■ Task details
Return all entries word for word, but drop any images.

(Data items)
## START

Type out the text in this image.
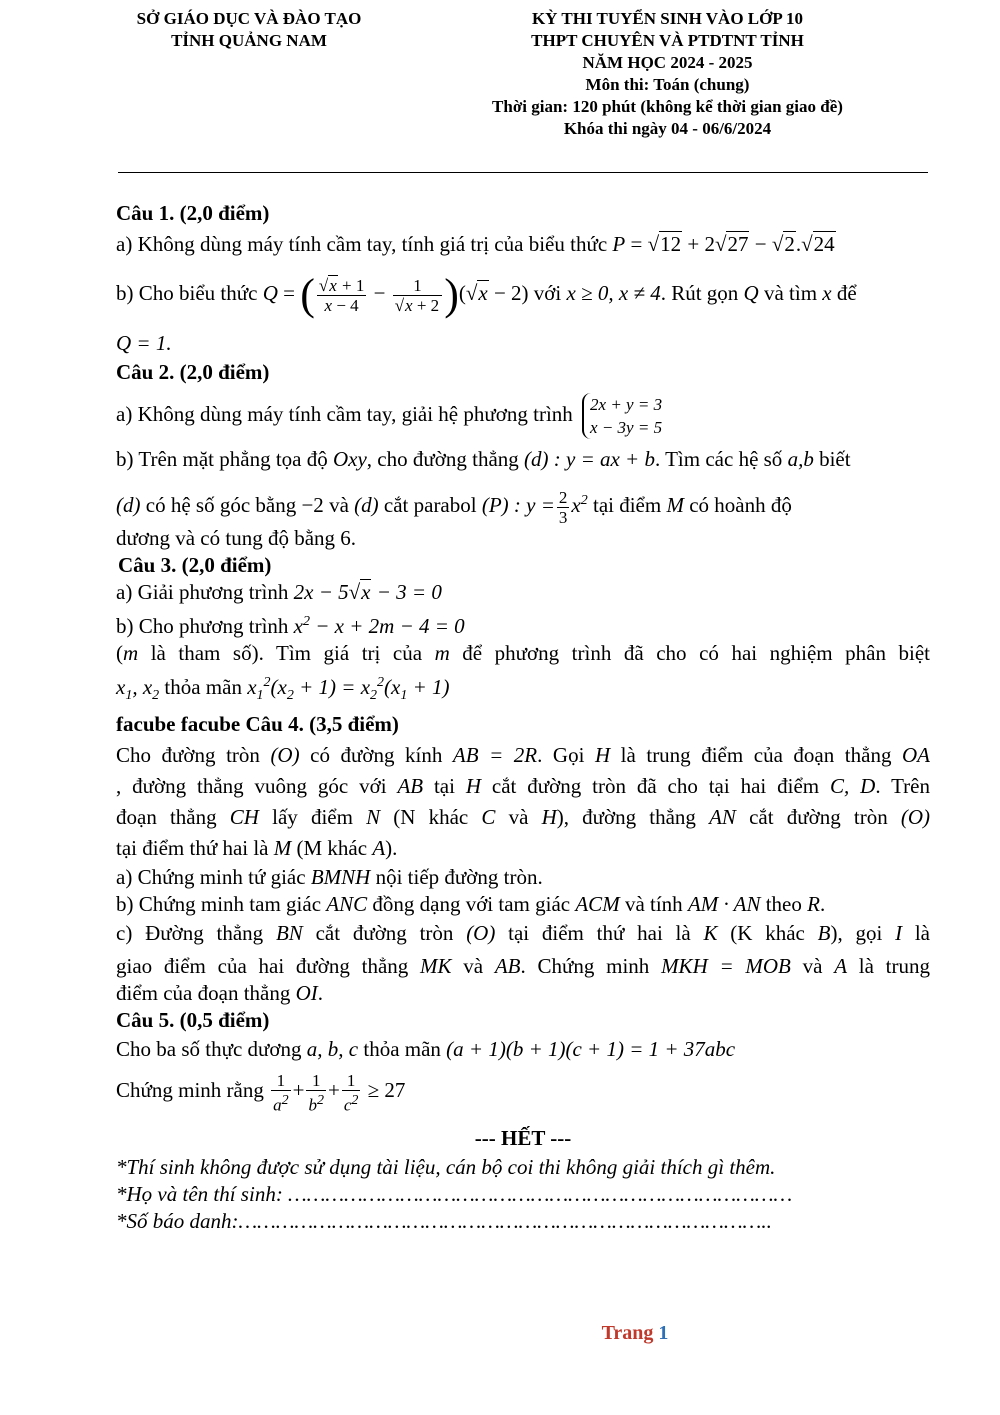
SỞ GIÁO DỤC VÀ ĐÀO TẠO
TỈNH QUẢNG NAM
KỲ THI TUYỂN SINH VÀO LỚP 10
THPT CHUYÊN VÀ PTDTNT TỈNH
NĂM HỌC 2024 - 2025
Môn thi: Toán (chung)
Thời gian: 120 phút (không kể thời gian giao đề)
Khóa thi ngày 04 - 06/6/2024
Câu 1. (2,0 điểm)
a) Không dùng máy tính cầm tay, tính giá trị của biểu thức P = √12 + 2√27 − √2.√24
b) Cho biểu thức Q = ( $\frac{√x + 1}{x - 4} - \frac{1}{√x + 2} )(√x - 2)$ với x ≥ 0, x ≠ 4. Rút gọn Q và tìm x để
Q = 1.
Câu 2. (2,0 điểm)
a) Không dùng máy tính cầm tay, giải hệ phương trình 2x + y = 3
x − 3y = 5
b) Trên mặt phẳng tọa độ Oxy, cho đường thẳng (d) : y = ax + b. Tìm các hệ số a,b biết
(d) có hệ số góc bằng −2 và (d) cắt parabol (P) : $y = \frac{2}{3} x^2$ tại điểm M có hoành độ
dương và có tung độ bằng 6.
Câu 3. (2,0 điểm)
a) Giải phương trình 2x − 5√x − 3 = 0
b) Cho phương trình $x^2 - x + 2m - 4 = 0$
(m là tham số). Tìm giá trị của m để phương trình đã cho có hai nghiệm phân biệt
$x_1$, $x_2$ thỏa mãn $x_1^2(x_2 + 1) = x_2^2(x_1 + 1)$
facube facube Câu 4. (3,5 điểm)
Cho đường tròn (O) có đường kính AB = 2R. Gọi H là trung điểm của đoạn thẳng OA
, đường thẳng vuông góc với AB tại H cắt đường tròn đã cho tại hai điểm C, D. Trên
đoạn thẳng CH lấy điểm N (N khác C và H), đường thẳng AN cắt đường tròn (O)
tại điểm thứ hai là M (M khác A).
a) Chứng minh tứ giác BMNH nội tiếp đường tròn.
b) Chứng minh tam giác ANC đồng dạng với tam giác ACM và tính AM · AN theo R.
c) Đường thẳng BN cắt đường tròn (O) tại điểm thứ hai là K (K khác B), gọi I là
giao điểm của hai đường thẳng MK và AB. Chứng minh MKH = MOB và A là trung
điểm của đoạn thẳng OI.
Câu 5. (0,5 điểm)
Cho ba số thực dương a, b, c thỏa mãn (a + 1)(b + 1)(c + 1) = 1 + 37abc
Chứng minh rằng $\frac{1}{a^2} + \frac{1}{b^2} + \frac{1}{c^2} \ge 27$
--- HẾT ---
*Thí sinh không được sử dụng tài liệu, cán bộ coi thi không giải thích gì thêm.
*Họ và tên thí sinh: ………………………………………………………………………
*Số báo danh:…………………………………………………………………………..
Trang 1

## END

■ Completed exercise
Type out the text in this image.
SỞ GIÁO DỤC VÀ ĐÀO TẠO
TỈNH QUẢNG NAM
KỲ THI TUYỂN SINH VÀO LỚP 10
THPT CHUYÊN VÀ PTDTNT TỈNH
NĂM HỌC 2024 - 2025
Môn thi: Toán (chung)
Thời gian: 120 phút (không kể thời gian giao đề)
Khóa thi ngày 04 - 06/6/2024
Câu 1. (2,0 điểm)
a) Không dùng máy tính cầm tay, tính giá trị của biểu thức P = √12 + 2√27 − √2.√24
b) Cho biểu thức Q = ( $\frac{√x + 1}{x - 4} - \frac{1}{√x + 2} )(√x - 2)$ với x ≥ 0, x ≠ 4. Rút gọn Q và tìm x để
Q = 1.
Câu 2. (2,0 điểm)
a) Không dùng máy tính cầm tay, giải hệ phương trình 2x + y = 3
x − 3y = 5
b) Trên mặt phẳng tọa độ Oxy, cho đường thẳng (d) : y = ax + b. Tìm các hệ số a,b biết
(d) có hệ số góc bằng −2 và (d) cắt parabol (P) : $y = \frac{2}{3} x^2$ tại điểm M có hoành độ
dương và có tung độ bằng 6.
Câu 3. (2,0 điểm)
a) Giải phương trình 2x − 5√x − 3 = 0
b) Cho phương trình $x^2 - x + 2m - 4 = 0$
(m là tham số). Tìm giá trị của m để phương trình đã cho có hai nghiệm phân biệt
$x_1$, $x_2$ thỏa mãn $x_1^2(x_2 + 1) = x_2^2(x_1 + 1)$
facube facube Câu 4. (3,5 điểm)
Cho đường tròn (O) có đường kính AB = 2R. Gọi H là trung điểm của đoạn thẳng OA
, đường thẳng vuông góc với AB tại H cắt đường tròn đã cho tại hai điểm C, D. Trên
đoạn thẳng CH lấy điểm N (N khác C và H), đường thẳng AN cắt đường tròn (O)
tại điểm thứ hai là M (M khác A).
a) Chứng minh tứ giác BMNH nội tiếp đường tròn.
b) Chứng minh tam giác ANC đồng dạng với tam giác ACM và tính AM · AN theo R.
c) Đường thẳng BN cắt đường tròn (O) tại điểm thứ hai là K (K khác B), gọi I là
giao điểm của hai đường thẳng MK và AB. Chứng minh MKH = MOB và A là trung
điểm của đoạn thẳng OI.
Câu 5. (0,5 điểm)
Cho ba số thực dương a, b, c thỏa mãn (a + 1)(b + 1)(c + 1) = 1 + 37abc
Chứng minh rằng $\frac{1}{a^2} + \frac{1}{b^2} + \frac{1}{c^2} \ge 27$
--- HẾT ---
*Thí sinh không được sử dụng tài liệu, cán bộ coi thi không giải thích gì thêm.
*Họ và tên thí sinh: ………………………………………………………………………
*Số báo danh:…………………………………………………………………………..
Trang 1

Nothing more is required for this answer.